-- INSTRUCTIONS TO FOLLOW --
Pictures aside, write out every record exactly as it appears.

-- DATA SUPPLIED --
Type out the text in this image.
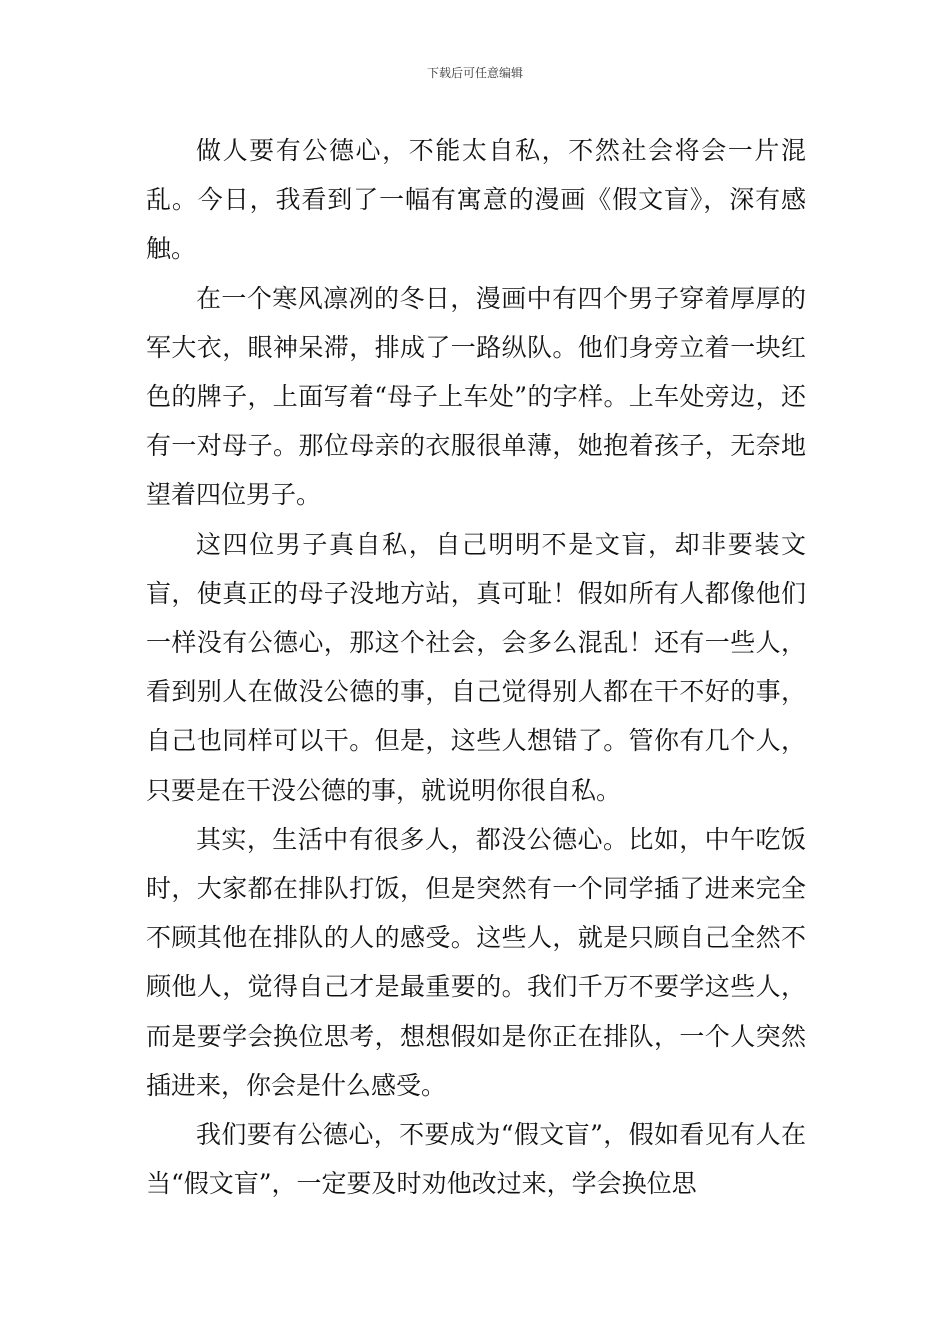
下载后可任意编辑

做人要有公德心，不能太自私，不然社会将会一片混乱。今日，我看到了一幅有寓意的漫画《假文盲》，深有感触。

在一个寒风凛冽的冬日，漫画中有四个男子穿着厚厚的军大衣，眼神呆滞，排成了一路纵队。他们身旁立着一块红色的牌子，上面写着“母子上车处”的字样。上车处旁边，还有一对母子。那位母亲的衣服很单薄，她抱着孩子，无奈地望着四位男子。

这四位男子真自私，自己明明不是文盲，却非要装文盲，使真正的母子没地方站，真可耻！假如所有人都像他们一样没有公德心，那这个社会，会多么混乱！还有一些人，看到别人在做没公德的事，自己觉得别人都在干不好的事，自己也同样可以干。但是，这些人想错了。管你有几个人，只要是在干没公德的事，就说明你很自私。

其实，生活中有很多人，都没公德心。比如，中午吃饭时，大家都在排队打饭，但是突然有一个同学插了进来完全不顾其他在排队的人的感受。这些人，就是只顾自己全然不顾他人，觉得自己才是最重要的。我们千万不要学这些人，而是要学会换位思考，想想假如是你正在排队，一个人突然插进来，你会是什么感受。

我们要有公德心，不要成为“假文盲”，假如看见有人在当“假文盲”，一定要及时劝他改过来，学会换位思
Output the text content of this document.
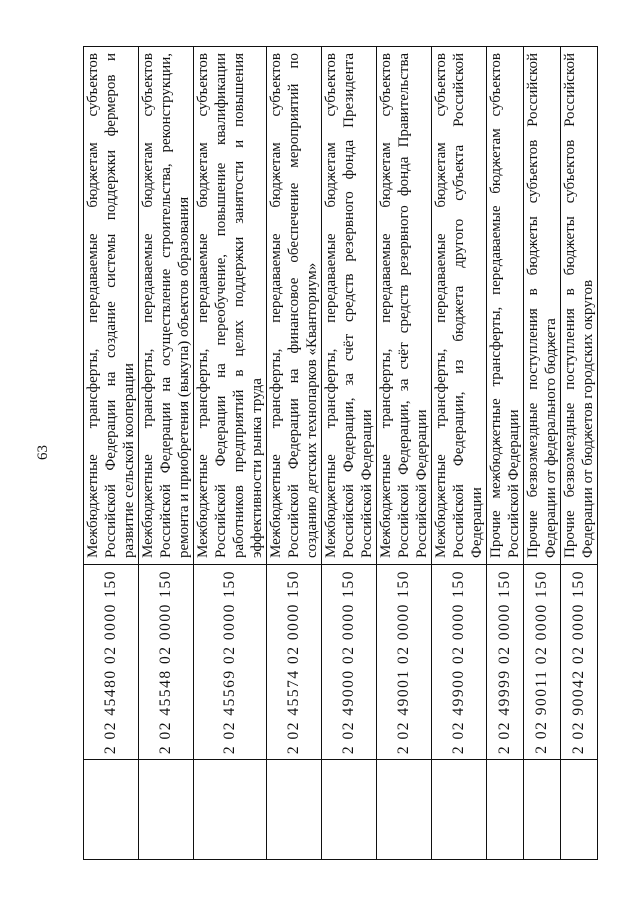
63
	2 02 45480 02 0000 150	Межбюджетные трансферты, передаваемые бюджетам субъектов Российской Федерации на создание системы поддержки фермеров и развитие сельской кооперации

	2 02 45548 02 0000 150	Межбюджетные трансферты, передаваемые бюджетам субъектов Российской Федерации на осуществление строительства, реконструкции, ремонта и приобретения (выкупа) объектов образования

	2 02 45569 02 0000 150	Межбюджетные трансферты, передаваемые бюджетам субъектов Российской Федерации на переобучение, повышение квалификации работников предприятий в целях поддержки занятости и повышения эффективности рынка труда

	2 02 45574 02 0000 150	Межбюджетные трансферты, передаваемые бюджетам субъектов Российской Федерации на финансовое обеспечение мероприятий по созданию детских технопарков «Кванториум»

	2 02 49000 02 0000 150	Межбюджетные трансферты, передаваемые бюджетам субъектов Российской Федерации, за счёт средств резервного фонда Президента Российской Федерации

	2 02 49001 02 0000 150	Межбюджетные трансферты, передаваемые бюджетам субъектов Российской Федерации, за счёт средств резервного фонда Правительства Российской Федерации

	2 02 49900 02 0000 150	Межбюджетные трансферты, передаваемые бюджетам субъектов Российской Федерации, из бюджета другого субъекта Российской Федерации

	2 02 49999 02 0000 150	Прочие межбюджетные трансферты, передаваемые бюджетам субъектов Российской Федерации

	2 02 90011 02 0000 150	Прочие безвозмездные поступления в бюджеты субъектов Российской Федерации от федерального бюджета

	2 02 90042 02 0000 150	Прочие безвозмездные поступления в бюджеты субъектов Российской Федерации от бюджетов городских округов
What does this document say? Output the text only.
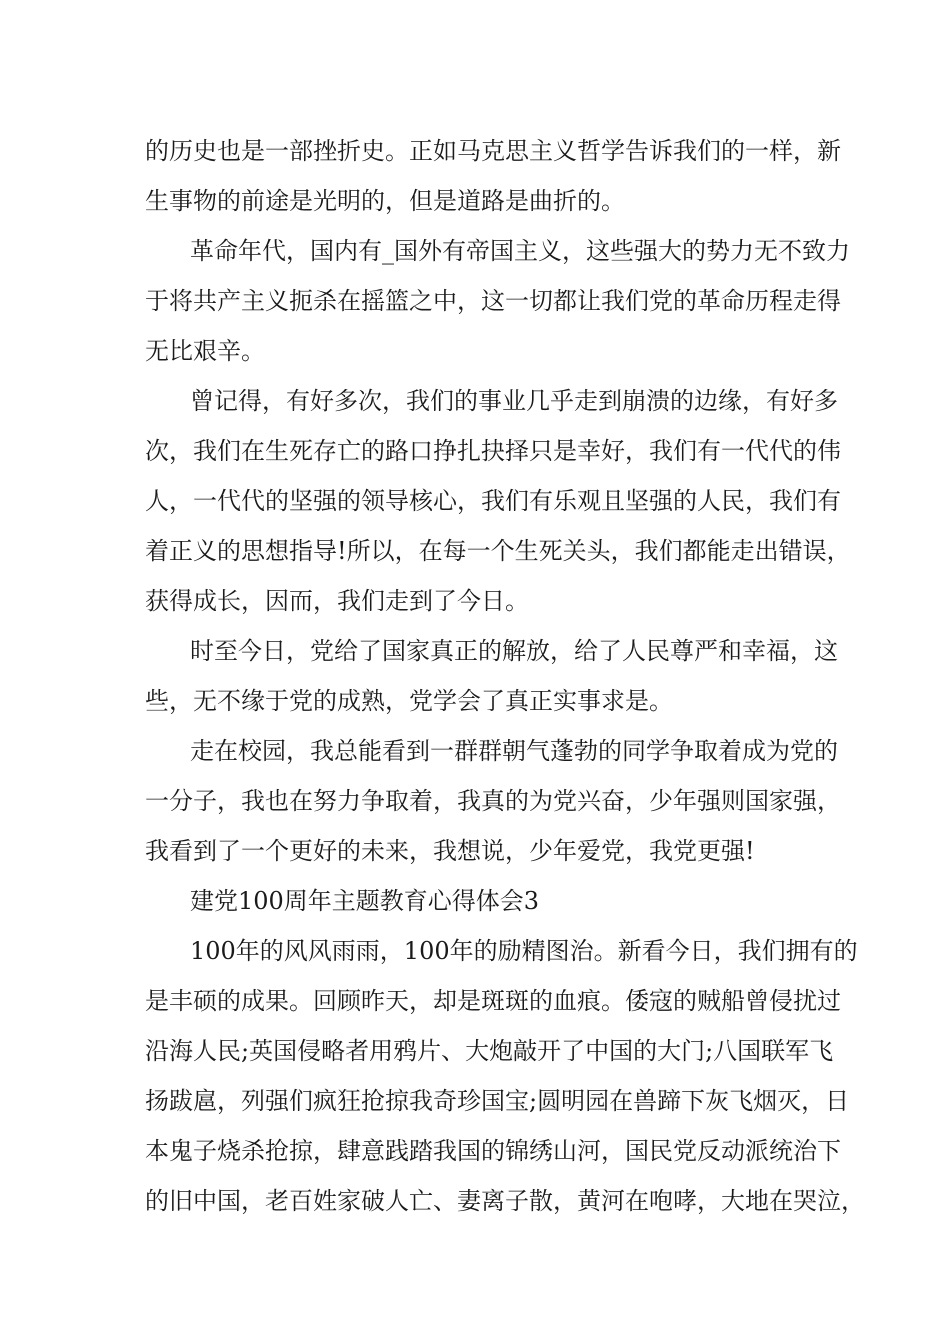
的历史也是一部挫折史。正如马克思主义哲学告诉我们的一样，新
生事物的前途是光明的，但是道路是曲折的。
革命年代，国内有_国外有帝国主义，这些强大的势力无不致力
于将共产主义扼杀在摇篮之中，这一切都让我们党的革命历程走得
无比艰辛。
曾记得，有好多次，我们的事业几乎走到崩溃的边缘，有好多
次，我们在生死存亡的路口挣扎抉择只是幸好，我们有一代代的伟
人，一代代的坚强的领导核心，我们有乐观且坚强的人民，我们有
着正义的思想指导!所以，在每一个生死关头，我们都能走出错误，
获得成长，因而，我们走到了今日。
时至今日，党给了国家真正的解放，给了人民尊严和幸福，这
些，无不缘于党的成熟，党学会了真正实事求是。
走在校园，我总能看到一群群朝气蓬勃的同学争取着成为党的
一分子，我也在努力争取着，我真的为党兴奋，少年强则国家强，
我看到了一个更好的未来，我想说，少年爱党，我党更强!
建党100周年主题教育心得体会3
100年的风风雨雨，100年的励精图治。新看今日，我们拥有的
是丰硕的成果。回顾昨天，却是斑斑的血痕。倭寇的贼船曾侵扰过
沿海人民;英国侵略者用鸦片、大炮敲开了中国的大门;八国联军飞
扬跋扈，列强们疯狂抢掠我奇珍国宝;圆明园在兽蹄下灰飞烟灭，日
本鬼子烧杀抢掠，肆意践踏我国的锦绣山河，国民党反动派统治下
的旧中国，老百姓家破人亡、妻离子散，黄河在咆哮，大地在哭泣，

-- RESULT FOR THIS EXERCISE --
Type out the text in this image.
下载后可任意编辑

做人要有公德心，不能太自私，不然社会将会一片混乱。今日，我看到了一幅有寓意的漫画《假文盲》，深有感触。

在一个寒风凛冽的冬日，漫画中有四个男子穿着厚厚的军大衣，眼神呆滞，排成了一路纵队。他们身旁立着一块红色的牌子，上面写着“母子上车处”的字样。上车处旁边，还有一对母子。那位母亲的衣服很单薄，她抱着孩子，无奈地望着四位男子。

这四位男子真自私，自己明明不是文盲，却非要装文盲，使真正的母子没地方站，真可耻！假如所有人都像他们一样没有公德心，那这个社会，会多么混乱！还有一些人，看到别人在做没公德的事，自己觉得别人都在干不好的事，自己也同样可以干。但是，这些人想错了。管你有几个人，只要是在干没公德的事，就说明你很自私。

其实，生活中有很多人，都没公德心。比如，中午吃饭时，大家都在排队打饭，但是突然有一个同学插了进来完全不顾其他在排队的人的感受。这些人，就是只顾自己全然不顾他人，觉得自己才是最重要的。我们千万不要学这些人，而是要学会换位思考，想想假如是你正在排队，一个人突然插进来，你会是什么感受。

我们要有公德心，不要成为“假文盲”，假如看见有人在当“假文盲”，一定要及时劝他改过来，学会换位思
Output the text content of this document.
63
	2 02 45480 02 0000 150	Межбюджетные трансферты, передаваемые бюджетам субъектов Российской Федерации на создание системы поддержки фермеров и развитие сельской кооперации

	2 02 45548 02 0000 150	Межбюджетные трансферты, передаваемые бюджетам субъектов Российской Федерации на осуществление строительства, реконструкции, ремонта и приобретения (выкупа) объектов образования

	2 02 45569 02 0000 150	Межбюджетные трансферты, передаваемые бюджетам субъектов Российской Федерации на переобучение, повышение квалификации работников предприятий в целях поддержки занятости и повышения эффективности рынка труда

	2 02 45574 02 0000 150	Межбюджетные трансферты, передаваемые бюджетам субъектов Российской Федерации на финансовое обеспечение мероприятий по созданию детских технопарков «Кванториум»

	2 02 49000 02 0000 150	Межбюджетные трансферты, передаваемые бюджетам субъектов Российской Федерации, за счёт средств резервного фонда Президента Российской Федерации

	2 02 49001 02 0000 150	Межбюджетные трансферты, передаваемые бюджетам субъектов Российской Федерации, за счёт средств резервного фонда Правительства Российской Федерации

	2 02 49900 02 0000 150	Межбюджетные трансферты, передаваемые бюджетам субъектов Российской Федерации, из бюджета другого субъекта Российской Федерации

	2 02 49999 02 0000 150	Прочие межбюджетные трансферты, передаваемые бюджетам субъектов Российской Федерации

	2 02 90011 02 0000 150	Прочие безвозмездные поступления в бюджеты субъектов Российской Федерации от федерального бюджета

	2 02 90042 02 0000 150	Прочие безвозмездные поступления в бюджеты субъектов Российской Федерации от бюджетов городских округов
What does this document say? Output the text only.
的历史也是一部挫折史。正如马克思主义哲学告诉我们的一样，新
生事物的前途是光明的，但是道路是曲折的。
革命年代，国内有_国外有帝国主义，这些强大的势力无不致力
于将共产主义扼杀在摇篮之中，这一切都让我们党的革命历程走得
无比艰辛。
曾记得，有好多次，我们的事业几乎走到崩溃的边缘，有好多
次，我们在生死存亡的路口挣扎抉择只是幸好，我们有一代代的伟
人，一代代的坚强的领导核心，我们有乐观且坚强的人民，我们有
着正义的思想指导!所以，在每一个生死关头，我们都能走出错误，
获得成长，因而，我们走到了今日。
时至今日，党给了国家真正的解放，给了人民尊严和幸福，这
些，无不缘于党的成熟，党学会了真正实事求是。
走在校园，我总能看到一群群朝气蓬勃的同学争取着成为党的
一分子，我也在努力争取着，我真的为党兴奋，少年强则国家强，
我看到了一个更好的未来，我想说，少年爱党，我党更强!
建党100周年主题教育心得体会3
100年的风风雨雨，100年的励精图治。新看今日，我们拥有的
是丰硕的成果。回顾昨天，却是斑斑的血痕。倭寇的贼船曾侵扰过
沿海人民;英国侵略者用鸦片、大炮敲开了中国的大门;八国联军飞
扬跋扈，列强们疯狂抢掠我奇珍国宝;圆明园在兽蹄下灰飞烟灭，日
本鬼子烧杀抢掠，肆意践踏我国的锦绣山河，国民党反动派统治下
的旧中国，老百姓家破人亡、妻离子散，黄河在咆哮，大地在哭泣，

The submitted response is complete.